* [MATERIAL FOR THE TASK]
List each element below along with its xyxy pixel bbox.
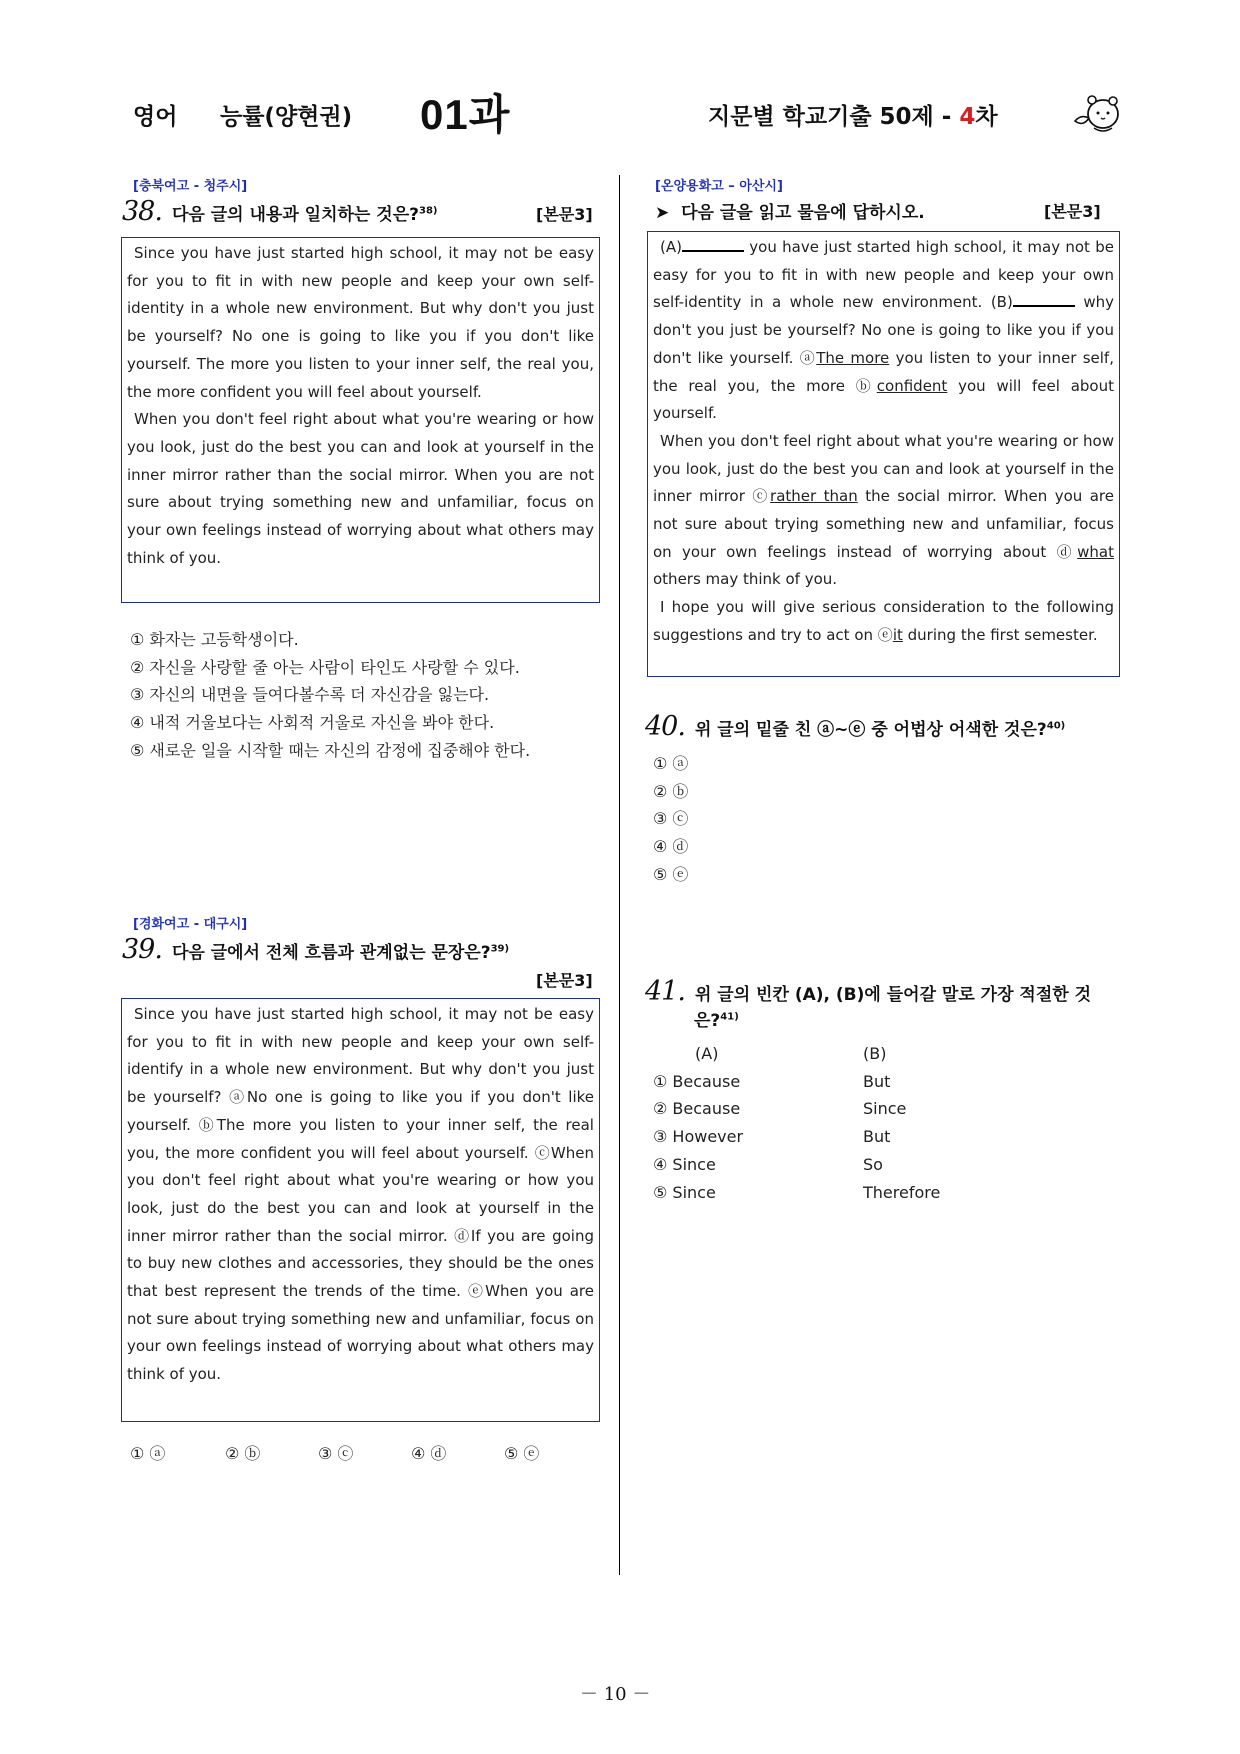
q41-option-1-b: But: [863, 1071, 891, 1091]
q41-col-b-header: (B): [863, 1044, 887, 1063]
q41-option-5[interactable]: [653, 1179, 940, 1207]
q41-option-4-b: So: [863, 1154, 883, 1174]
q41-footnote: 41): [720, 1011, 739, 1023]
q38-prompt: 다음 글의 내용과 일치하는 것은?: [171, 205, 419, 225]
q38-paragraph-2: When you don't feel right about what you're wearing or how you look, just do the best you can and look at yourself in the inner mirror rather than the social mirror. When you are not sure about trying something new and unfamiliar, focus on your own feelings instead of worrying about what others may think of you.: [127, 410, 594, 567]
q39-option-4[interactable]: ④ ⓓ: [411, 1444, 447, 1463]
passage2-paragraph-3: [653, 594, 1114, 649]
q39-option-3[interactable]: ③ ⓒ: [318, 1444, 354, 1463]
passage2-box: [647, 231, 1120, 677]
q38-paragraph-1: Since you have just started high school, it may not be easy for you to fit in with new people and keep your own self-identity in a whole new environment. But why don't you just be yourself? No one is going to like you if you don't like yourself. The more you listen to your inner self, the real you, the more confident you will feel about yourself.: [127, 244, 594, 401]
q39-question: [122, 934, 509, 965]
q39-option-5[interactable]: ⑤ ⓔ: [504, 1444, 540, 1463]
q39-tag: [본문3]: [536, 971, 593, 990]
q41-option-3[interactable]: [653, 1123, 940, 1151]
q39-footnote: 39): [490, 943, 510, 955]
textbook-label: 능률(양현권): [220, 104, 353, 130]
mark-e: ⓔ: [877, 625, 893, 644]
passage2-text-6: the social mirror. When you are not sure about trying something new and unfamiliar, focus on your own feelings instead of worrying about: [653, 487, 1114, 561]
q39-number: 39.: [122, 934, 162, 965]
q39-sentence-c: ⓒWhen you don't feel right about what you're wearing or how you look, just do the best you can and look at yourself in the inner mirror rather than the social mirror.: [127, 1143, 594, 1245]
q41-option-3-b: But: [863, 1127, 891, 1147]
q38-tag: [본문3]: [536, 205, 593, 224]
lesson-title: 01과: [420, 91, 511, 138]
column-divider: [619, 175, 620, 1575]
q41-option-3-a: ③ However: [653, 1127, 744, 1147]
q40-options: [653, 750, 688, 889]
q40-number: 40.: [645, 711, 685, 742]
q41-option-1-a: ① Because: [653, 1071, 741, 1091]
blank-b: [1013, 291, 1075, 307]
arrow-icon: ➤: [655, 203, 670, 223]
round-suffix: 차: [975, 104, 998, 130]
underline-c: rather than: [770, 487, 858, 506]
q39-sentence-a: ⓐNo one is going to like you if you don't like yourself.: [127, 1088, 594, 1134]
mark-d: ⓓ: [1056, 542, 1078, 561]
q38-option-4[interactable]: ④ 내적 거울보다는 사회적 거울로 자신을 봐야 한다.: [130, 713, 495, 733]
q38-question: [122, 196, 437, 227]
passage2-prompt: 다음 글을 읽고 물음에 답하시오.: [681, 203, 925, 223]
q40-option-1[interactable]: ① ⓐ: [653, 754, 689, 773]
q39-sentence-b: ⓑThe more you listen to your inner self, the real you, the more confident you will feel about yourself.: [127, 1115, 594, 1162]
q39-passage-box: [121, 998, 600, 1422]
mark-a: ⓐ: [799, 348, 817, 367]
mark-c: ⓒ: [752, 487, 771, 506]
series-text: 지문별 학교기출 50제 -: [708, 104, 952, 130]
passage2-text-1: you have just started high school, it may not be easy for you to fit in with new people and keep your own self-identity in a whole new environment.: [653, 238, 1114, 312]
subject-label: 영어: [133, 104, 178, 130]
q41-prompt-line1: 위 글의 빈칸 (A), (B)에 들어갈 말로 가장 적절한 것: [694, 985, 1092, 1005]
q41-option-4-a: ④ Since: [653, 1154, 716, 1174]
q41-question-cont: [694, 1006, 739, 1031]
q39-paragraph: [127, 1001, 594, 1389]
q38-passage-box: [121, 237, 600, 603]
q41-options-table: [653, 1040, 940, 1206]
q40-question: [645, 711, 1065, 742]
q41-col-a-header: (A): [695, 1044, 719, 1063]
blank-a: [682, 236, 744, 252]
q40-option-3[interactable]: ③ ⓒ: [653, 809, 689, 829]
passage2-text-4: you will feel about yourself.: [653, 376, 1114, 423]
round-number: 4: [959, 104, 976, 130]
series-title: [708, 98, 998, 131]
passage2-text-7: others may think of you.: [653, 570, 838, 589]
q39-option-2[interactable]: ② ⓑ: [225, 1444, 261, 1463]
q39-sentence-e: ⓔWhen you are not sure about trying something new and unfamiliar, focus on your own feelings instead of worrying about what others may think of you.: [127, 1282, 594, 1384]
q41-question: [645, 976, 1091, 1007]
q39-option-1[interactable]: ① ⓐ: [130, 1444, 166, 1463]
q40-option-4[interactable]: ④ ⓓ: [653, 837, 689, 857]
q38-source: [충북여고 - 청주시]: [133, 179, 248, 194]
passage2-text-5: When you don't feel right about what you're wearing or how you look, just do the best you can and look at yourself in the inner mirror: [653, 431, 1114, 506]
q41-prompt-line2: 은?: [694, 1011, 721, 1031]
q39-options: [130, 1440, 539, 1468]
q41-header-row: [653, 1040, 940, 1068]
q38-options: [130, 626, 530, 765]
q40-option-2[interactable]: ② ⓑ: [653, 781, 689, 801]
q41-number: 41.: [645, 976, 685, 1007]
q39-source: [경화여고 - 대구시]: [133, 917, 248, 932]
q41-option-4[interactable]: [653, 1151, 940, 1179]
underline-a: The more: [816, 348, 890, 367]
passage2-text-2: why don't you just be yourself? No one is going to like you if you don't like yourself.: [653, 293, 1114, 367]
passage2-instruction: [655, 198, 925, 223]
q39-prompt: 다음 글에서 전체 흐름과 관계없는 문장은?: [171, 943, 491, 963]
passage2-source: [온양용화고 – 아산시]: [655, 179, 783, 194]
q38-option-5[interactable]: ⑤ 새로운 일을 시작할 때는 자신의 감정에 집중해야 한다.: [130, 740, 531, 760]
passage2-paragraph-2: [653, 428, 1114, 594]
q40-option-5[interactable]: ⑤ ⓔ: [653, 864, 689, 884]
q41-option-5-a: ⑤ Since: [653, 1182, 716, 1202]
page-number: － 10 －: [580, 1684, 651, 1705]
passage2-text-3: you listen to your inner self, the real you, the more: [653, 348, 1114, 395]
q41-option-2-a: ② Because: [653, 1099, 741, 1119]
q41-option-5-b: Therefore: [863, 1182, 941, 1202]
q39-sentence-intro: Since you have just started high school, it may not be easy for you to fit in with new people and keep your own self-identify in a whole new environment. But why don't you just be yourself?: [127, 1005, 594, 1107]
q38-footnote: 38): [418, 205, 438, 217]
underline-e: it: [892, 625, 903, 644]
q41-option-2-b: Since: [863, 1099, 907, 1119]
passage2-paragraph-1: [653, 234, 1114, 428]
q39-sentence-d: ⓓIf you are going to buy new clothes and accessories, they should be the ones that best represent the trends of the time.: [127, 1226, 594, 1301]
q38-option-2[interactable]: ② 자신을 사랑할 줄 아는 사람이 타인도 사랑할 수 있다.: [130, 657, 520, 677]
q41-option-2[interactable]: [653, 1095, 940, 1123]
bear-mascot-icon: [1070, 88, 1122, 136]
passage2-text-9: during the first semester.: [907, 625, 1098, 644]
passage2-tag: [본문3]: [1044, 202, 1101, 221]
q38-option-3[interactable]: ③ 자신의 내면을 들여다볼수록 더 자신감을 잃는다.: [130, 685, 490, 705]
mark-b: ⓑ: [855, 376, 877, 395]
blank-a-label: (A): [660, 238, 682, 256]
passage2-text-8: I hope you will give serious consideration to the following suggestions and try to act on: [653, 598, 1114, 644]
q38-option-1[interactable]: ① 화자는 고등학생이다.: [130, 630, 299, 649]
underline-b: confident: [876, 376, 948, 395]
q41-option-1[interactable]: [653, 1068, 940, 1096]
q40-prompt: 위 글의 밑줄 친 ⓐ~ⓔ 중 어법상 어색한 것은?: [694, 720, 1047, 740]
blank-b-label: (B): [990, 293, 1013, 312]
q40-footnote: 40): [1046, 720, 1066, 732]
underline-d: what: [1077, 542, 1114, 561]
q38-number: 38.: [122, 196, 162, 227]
==
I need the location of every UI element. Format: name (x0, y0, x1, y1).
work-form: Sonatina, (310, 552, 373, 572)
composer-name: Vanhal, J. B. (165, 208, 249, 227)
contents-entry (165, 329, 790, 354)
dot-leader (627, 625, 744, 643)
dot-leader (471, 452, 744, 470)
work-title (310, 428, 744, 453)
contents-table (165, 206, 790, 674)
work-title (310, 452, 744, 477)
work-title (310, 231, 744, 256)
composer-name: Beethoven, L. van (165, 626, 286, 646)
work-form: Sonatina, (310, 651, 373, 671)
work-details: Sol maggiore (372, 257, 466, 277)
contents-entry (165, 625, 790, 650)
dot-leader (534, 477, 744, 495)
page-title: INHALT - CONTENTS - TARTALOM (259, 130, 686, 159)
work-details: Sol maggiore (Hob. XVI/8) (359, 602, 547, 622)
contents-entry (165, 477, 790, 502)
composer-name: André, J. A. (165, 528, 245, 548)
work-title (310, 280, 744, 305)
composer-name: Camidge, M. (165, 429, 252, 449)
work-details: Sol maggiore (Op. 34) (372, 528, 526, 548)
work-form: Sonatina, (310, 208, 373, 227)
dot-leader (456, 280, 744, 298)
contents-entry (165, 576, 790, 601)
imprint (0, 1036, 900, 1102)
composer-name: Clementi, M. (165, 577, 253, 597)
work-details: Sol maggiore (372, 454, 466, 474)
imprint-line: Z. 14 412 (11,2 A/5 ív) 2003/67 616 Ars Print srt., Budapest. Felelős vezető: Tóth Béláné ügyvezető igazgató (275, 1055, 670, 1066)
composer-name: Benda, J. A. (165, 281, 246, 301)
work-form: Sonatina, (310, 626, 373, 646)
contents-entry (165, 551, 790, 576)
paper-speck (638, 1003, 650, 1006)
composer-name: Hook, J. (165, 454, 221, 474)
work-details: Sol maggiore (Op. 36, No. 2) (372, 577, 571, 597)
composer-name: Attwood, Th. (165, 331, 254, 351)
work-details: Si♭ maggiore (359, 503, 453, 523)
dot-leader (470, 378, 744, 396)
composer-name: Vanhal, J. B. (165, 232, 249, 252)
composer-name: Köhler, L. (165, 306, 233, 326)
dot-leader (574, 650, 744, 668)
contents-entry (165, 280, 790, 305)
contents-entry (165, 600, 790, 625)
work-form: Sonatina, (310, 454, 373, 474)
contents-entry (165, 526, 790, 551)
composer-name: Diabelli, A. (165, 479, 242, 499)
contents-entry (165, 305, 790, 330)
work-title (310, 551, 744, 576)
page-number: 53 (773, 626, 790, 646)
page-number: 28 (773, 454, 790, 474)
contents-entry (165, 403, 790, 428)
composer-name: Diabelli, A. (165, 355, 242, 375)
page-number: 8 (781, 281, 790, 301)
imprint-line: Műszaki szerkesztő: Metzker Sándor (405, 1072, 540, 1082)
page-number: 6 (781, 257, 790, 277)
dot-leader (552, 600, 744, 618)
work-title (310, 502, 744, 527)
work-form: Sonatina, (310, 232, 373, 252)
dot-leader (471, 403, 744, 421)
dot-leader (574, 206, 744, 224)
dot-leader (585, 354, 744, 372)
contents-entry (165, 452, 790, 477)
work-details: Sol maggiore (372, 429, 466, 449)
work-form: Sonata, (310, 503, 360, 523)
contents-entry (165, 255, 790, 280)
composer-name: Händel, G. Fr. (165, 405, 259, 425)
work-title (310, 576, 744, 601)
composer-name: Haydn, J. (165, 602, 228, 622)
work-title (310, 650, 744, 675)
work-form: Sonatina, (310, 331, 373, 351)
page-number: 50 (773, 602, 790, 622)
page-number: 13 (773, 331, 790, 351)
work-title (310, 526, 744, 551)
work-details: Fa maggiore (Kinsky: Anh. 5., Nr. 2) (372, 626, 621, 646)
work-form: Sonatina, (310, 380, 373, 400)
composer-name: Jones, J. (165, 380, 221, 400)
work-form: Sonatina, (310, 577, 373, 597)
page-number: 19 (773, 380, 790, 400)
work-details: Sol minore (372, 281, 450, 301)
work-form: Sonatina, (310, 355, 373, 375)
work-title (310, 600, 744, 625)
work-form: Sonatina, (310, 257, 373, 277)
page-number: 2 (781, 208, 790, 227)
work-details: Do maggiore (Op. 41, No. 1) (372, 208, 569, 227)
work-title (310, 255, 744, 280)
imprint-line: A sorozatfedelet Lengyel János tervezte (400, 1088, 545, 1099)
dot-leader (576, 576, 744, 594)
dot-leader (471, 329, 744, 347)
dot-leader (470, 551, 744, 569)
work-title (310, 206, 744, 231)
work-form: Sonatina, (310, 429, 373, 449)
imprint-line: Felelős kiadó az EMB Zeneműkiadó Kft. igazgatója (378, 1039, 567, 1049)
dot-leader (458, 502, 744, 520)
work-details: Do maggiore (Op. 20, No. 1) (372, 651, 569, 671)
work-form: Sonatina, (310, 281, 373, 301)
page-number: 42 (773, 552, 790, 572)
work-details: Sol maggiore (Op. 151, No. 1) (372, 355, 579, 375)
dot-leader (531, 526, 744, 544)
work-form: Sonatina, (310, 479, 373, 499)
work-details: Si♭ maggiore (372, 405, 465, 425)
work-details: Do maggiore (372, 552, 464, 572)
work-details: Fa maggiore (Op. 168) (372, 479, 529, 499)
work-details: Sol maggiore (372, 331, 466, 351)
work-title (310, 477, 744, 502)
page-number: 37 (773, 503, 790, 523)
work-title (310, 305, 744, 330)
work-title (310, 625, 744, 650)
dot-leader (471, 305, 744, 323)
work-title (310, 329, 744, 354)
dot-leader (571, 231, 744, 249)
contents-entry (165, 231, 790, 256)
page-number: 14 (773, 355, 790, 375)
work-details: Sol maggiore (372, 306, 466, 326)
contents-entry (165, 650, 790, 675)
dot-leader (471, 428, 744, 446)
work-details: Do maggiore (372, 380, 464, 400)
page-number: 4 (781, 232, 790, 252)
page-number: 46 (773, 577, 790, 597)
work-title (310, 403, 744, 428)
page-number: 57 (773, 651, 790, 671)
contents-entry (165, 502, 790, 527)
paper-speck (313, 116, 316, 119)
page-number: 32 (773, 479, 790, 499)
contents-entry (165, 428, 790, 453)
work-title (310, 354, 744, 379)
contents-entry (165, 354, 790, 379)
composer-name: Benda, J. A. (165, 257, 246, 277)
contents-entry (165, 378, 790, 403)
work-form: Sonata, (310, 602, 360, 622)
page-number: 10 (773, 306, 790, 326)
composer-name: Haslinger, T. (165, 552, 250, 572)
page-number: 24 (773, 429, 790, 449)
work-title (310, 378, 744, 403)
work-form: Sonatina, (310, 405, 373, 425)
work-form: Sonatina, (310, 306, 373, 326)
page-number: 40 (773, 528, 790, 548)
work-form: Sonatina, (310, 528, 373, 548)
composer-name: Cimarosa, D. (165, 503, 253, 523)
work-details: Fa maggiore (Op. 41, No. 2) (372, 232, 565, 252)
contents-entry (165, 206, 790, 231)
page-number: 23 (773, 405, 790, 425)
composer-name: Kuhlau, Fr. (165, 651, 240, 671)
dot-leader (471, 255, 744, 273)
==
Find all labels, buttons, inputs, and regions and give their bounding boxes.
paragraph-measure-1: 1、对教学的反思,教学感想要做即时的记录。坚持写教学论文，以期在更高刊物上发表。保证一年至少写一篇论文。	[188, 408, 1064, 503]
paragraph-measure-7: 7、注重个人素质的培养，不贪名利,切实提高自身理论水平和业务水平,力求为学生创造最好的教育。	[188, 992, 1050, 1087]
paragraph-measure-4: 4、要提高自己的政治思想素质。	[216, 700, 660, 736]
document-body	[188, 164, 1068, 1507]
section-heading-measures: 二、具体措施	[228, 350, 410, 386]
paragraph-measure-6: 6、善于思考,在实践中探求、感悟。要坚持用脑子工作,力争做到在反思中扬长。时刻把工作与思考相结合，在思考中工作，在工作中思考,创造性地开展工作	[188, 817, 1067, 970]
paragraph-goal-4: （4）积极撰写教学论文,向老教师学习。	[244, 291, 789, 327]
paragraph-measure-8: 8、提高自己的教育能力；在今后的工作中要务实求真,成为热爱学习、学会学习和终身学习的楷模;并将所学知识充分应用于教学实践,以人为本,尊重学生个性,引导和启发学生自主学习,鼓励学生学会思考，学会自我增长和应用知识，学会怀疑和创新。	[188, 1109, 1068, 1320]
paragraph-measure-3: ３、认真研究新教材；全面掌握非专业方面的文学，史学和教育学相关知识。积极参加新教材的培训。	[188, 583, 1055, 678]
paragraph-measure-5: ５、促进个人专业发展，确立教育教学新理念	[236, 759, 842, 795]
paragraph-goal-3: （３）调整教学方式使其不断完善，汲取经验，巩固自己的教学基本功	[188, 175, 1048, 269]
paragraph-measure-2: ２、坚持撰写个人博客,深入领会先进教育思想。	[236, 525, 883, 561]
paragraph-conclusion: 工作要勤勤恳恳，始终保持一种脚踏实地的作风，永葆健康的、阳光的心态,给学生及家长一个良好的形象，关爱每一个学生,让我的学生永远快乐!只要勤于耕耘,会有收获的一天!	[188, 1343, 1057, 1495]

* [WRITTEN TASK] Print the item lines exactly, from the line containing "I need the location" through the line containing "contents-entry (165, 403, 790, 428)", with both of those lines included.

* [OUTPUT]
I need the location of every UI element. Format: name (x0, y0, x1, y1).
work-form: Sonatina, (310, 552, 373, 572)
composer-name: Vanhal, J. B. (165, 208, 249, 227)
contents-entry (165, 329, 790, 354)
dot-leader (627, 625, 744, 643)
dot-leader (471, 452, 744, 470)
work-title (310, 428, 744, 453)
contents-table (165, 206, 790, 674)
work-title (310, 452, 744, 477)
work-title (310, 231, 744, 256)
composer-name: Beethoven, L. van (165, 626, 286, 646)
work-form: Sonatina, (310, 651, 373, 671)
work-details: Sol maggiore (372, 257, 466, 277)
contents-entry (165, 625, 790, 650)
dot-leader (534, 477, 744, 495)
page-title: INHALT - CONTENTS - TARTALOM (259, 130, 686, 159)
work-details: Sol maggiore (Hob. XVI/8) (359, 602, 547, 622)
contents-entry (165, 477, 790, 502)
composer-name: André, J. A. (165, 528, 245, 548)
work-title (310, 280, 744, 305)
composer-name: Camidge, M. (165, 429, 252, 449)
work-details: Sol maggiore (Op. 34) (372, 528, 526, 548)
work-form: Sonatina, (310, 208, 373, 227)
dot-leader (456, 280, 744, 298)
contents-entry (165, 576, 790, 601)
imprint (0, 1036, 900, 1102)
composer-name: Clementi, M. (165, 577, 253, 597)
work-details: Sol maggiore (372, 454, 466, 474)
imprint-line: Z. 14 412 (11,2 A/5 ív) 2003/67 616 Ars Print srt., Budapest. Felelős vezető: Tóth Béláné ügyvezető igazgató (275, 1055, 670, 1066)
composer-name: Benda, J. A. (165, 281, 246, 301)
work-form: Sonatina, (310, 626, 373, 646)
contents-entry (165, 551, 790, 576)
paper-speck (638, 1003, 650, 1006)
composer-name: Hook, J. (165, 454, 221, 474)
work-details: Sol maggiore (Op. 36, No. 2) (372, 577, 571, 597)
composer-name: Attwood, Th. (165, 331, 254, 351)
work-details: Si♭ maggiore (359, 503, 453, 523)
dot-leader (470, 378, 744, 396)
composer-name: Vanhal, J. B. (165, 232, 249, 252)
composer-name: Köhler, L. (165, 306, 233, 326)
dot-leader (574, 650, 744, 668)
contents-entry (165, 280, 790, 305)
contents-entry (165, 600, 790, 625)
work-form: Sonatina, (310, 454, 373, 474)
contents-entry (165, 526, 790, 551)
composer-name: Diabelli, A. (165, 479, 242, 499)
contents-entry (165, 305, 790, 330)
work-title (310, 551, 744, 576)
page-number: 53 (773, 626, 790, 646)
page-number: 28 (773, 454, 790, 474)
contents-entry (165, 403, 790, 428)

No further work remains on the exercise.